◆ TO BE DONE: Look through the listing below and work out how many of its lines hold the word "изменениями". Give only the number.

◆ MATERIALS PROVIDED:
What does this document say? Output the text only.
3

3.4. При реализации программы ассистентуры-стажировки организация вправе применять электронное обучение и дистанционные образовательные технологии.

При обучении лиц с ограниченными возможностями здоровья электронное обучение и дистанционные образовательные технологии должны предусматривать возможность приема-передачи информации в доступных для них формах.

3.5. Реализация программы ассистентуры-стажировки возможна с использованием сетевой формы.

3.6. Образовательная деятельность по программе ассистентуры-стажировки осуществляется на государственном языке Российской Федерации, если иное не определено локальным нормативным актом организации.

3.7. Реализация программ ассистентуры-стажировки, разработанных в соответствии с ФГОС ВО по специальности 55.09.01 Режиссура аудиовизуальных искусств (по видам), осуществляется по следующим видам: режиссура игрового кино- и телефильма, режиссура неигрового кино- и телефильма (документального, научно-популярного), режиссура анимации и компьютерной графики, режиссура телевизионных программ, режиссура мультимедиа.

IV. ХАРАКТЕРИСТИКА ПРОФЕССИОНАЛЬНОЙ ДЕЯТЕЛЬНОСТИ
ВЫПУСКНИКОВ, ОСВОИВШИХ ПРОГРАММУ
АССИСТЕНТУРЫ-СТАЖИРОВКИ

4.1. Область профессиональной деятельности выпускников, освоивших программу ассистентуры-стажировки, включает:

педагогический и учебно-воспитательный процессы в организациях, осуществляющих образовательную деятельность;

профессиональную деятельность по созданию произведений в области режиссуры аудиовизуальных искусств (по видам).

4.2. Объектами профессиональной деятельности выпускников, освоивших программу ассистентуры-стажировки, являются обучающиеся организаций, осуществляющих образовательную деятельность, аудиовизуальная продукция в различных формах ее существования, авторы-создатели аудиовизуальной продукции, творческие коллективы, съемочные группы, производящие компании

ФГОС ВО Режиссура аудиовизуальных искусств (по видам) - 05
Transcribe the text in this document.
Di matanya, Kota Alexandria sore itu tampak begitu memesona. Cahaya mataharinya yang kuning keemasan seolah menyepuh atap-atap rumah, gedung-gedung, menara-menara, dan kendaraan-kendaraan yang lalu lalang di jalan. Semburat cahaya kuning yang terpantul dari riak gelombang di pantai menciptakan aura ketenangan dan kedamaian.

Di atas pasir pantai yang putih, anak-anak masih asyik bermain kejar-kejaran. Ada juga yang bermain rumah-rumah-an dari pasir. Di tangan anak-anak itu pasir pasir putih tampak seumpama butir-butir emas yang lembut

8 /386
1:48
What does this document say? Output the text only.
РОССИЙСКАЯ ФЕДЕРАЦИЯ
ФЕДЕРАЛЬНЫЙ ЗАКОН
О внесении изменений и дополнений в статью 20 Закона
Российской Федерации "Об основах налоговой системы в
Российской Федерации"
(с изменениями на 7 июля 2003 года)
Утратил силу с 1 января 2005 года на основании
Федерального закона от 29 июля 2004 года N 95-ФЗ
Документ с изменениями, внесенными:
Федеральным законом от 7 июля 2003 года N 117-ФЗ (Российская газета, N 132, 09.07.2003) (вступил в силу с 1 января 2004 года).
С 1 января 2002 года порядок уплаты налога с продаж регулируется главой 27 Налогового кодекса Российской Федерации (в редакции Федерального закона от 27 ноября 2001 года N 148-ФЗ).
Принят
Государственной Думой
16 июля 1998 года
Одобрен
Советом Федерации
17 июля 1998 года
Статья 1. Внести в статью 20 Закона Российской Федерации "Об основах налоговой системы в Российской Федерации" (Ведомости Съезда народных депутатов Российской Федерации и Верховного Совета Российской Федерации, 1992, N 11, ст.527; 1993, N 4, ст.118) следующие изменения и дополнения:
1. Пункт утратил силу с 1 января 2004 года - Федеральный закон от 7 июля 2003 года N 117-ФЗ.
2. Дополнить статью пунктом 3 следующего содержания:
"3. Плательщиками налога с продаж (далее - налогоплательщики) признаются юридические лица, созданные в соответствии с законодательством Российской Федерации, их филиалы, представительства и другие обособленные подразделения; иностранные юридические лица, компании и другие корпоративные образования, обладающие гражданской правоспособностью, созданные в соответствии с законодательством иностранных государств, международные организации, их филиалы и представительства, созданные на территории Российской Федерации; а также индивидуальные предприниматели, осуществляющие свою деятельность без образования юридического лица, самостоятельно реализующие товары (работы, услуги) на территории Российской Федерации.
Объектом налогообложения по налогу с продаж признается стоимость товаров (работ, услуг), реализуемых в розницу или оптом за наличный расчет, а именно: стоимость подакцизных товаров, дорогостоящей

◆ ANSWER TO THE TASK: 2